# Task prompt:
In the material below, identify each line bearing the word "text". Reproduce those lines.

# Entries supplied:
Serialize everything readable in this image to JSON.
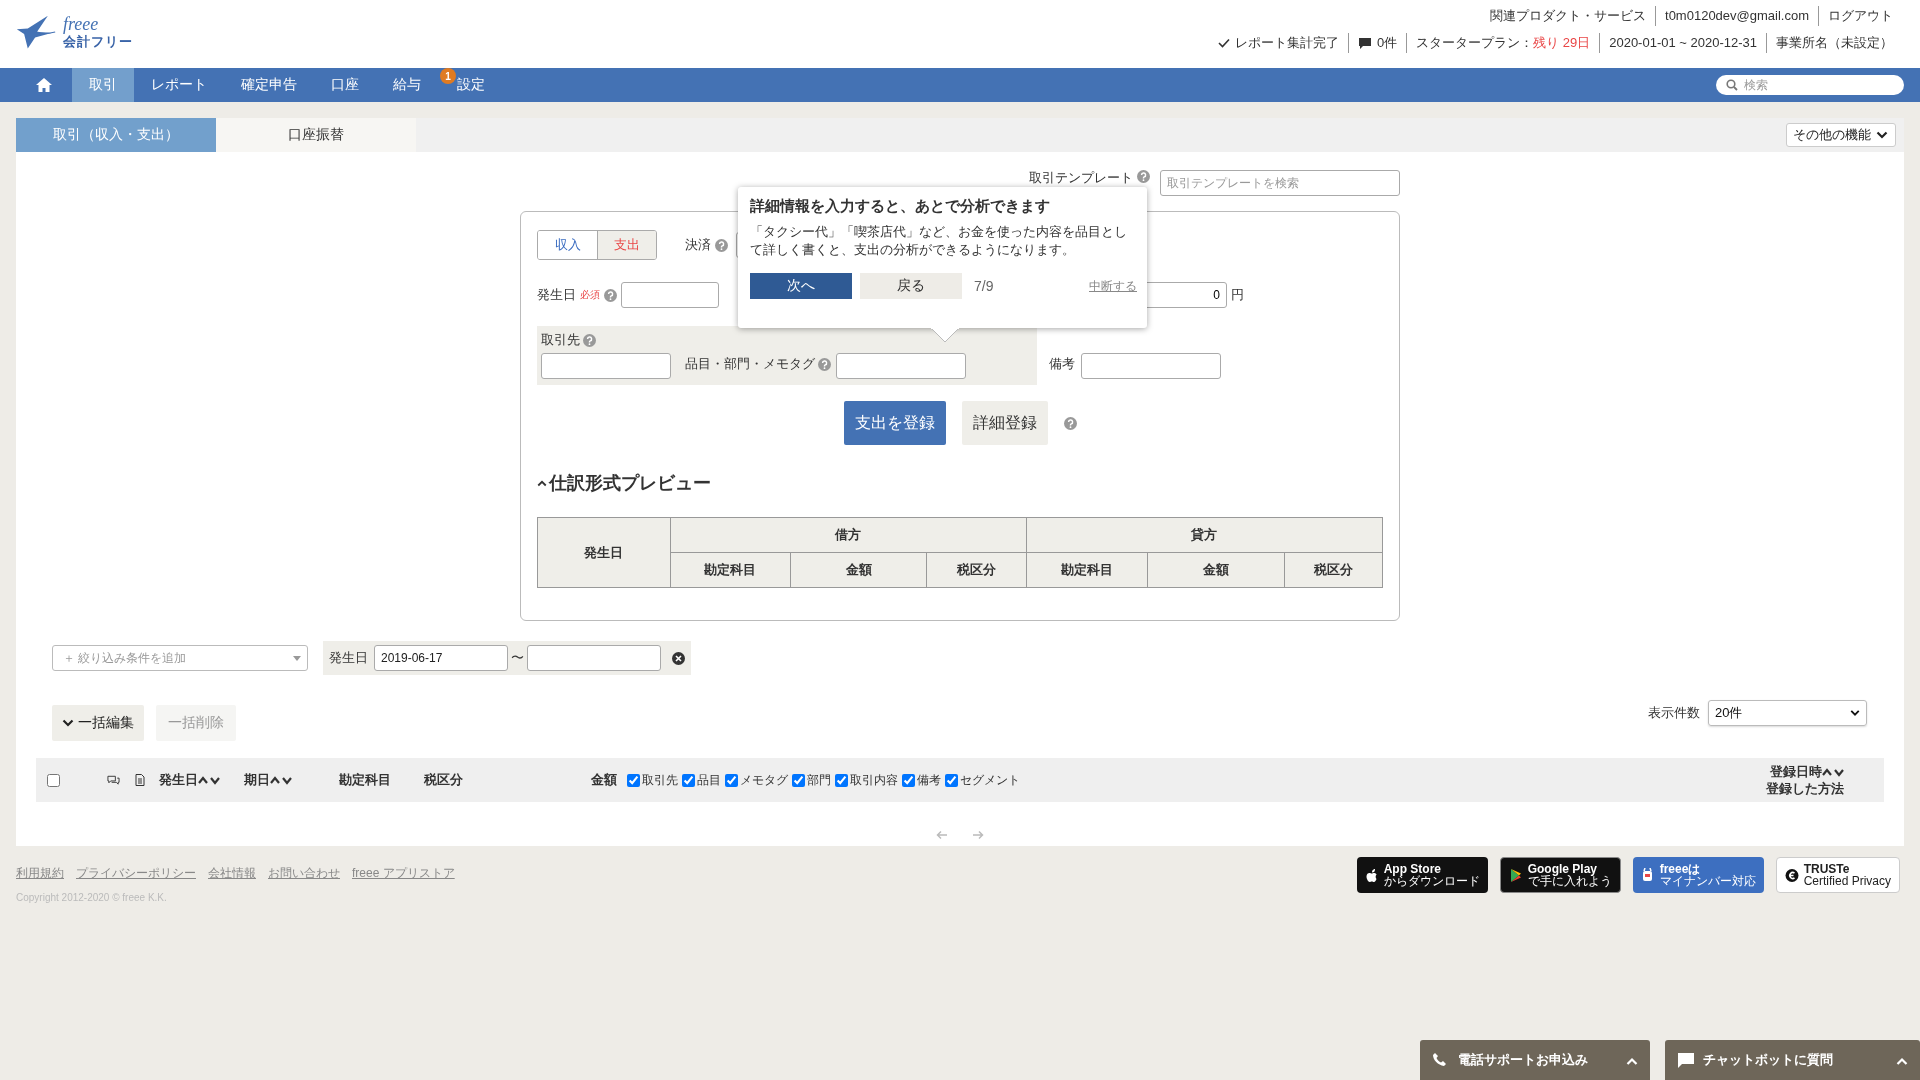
{
  "logo": {
    "wordmark": "freee",
    "product": "会計フリー"
  },
  "header_links": [
    "関連プロダクト・サービス",
    "t0m0120dev@gmail.com",
    "ログアウト"
  ],
  "status_items": [
    {
      "kind": "check",
      "text": "レポート集計完了"
    },
    {
      "kind": "comment",
      "text": "0件"
    },
    {
      "kind": "plan",
      "text": "スタータープラン：",
      "highlight": "残り 29日"
    },
    {
      "kind": "text",
      "text": "2020-01-01 ~ 2020-12-31"
    },
    {
      "kind": "text",
      "text": "事業所名（未設定）"
    }
  ],
  "nav": {
    "items": [
      {
        "kind": "home",
        "selected": false
      },
      {
        "kind": "label",
        "label": "取引",
        "selected": true
      },
      {
        "kind": "label",
        "label": "レポート",
        "selected": false
      },
      {
        "kind": "label",
        "label": "確定申告",
        "selected": false
      },
      {
        "kind": "label",
        "label": "口座",
        "selected": false
      },
      {
        "kind": "label",
        "label": "給与",
        "selected": false
      },
      {
        "kind": "label",
        "label": "設定",
        "selected": false,
        "badge": "1"
      }
    ],
    "search": {
      "placeholder": "検索"
    }
  },
  "tabs": [
    {
      "label": "取引（収入・支出）",
      "selected": true
    },
    {
      "label": "口座振替",
      "selected": false
    }
  ],
  "more_button": "その他の機能",
  "template": {
    "label": "取引テンプレート",
    "placeholder": "取引テンプレートを検索"
  },
  "form": {
    "type_toggle": [
      {
        "label": "収入",
        "selected": false
      },
      {
        "label": "支出",
        "selected": true
      }
    ],
    "settlement_label": "決済",
    "date_label": "発生日",
    "required": "必須",
    "amount": "0",
    "currency": "円",
    "partner_label": "取引先",
    "item_label": "品目・部門・メモタグ",
    "note_label": "備考",
    "submit": "支出を登録",
    "detail": "詳細登録"
  },
  "preview": {
    "title": "仕訳形式プレビュー",
    "expanded": true,
    "date_col": "発生日",
    "debit": "借方",
    "credit": "貸方",
    "sub_columns": [
      "勘定科目",
      "金額",
      "税区分",
      "勘定科目",
      "金額",
      "税区分"
    ]
  },
  "tooltip": {
    "title": "詳細情報を入力すると、あとで分析できます",
    "body": "「タクシー代」「喫茶店代」など、お金を使った内容を品目として詳しく書くと、支出の分析ができるようになります。",
    "next": "次へ",
    "back": "戻る",
    "progress": "7/9",
    "abort": "中断する"
  },
  "filter": {
    "placeholder": "＋ 絞り込み条件を追加",
    "date_label": "発生日",
    "from": "2019-06-17",
    "separator": "〜"
  },
  "bulk": {
    "edit": "一括編集",
    "delete": "一括削除",
    "delete_disabled": true
  },
  "page_size": {
    "label": "表示件数",
    "value": "20件"
  },
  "list_header": {
    "checked": false,
    "columns": [
      {
        "label": "発生日",
        "sortable": true
      },
      {
        "label": "期日",
        "sortable": true
      },
      {
        "label": "勘定科目",
        "sortable": false
      },
      {
        "label": "税区分",
        "sortable": false
      }
    ],
    "amount": "金額",
    "toggles": [
      {
        "label": "取引先",
        "checked": true
      },
      {
        "label": "品目",
        "checked": true
      },
      {
        "label": "メモタグ",
        "checked": true
      },
      {
        "label": "部門",
        "checked": true
      },
      {
        "label": "取引内容",
        "checked": true
      },
      {
        "label": "備考",
        "checked": true
      },
      {
        "label": "セグメント",
        "checked": true
      }
    ],
    "registered": {
      "label": "登録日時",
      "sortable": true
    },
    "method": "登録した方法"
  },
  "footer": {
    "links": [
      "利用規約",
      "プライバシーポリシー",
      "会社情報",
      "お問い合わせ",
      "freee アプリストア"
    ],
    "copyright": "Copyright 2012-2020 © freee K.K.",
    "badges": [
      {
        "kind": "apple",
        "lines": [
          "App Store",
          "からダウンロード"
        ]
      },
      {
        "kind": "google",
        "lines": [
          "Google Play",
          "で手に入れよう"
        ]
      },
      {
        "kind": "mynumber",
        "lines": [
          "freeeは",
          "マイナンバー対応"
        ]
      },
      {
        "kind": "truste",
        "lines": [
          "TRUSTe",
          "Certified Privacy"
        ]
      }
    ]
  },
  "support": [
    {
      "kind": "phone",
      "label": "電話サポートお申込み"
    },
    {
      "kind": "chat",
      "label": "チャットボットに質問"
    }
  ]
}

# Written solution:
      "text": "レポート集計完了"
      "text": "0件"
      "text": "スタータープラン：",
      "kind": "text",
      "text": "2020-01-01 ~ 2020-12-31"
      "kind": "text",
      "text": "事業所名（未設定）"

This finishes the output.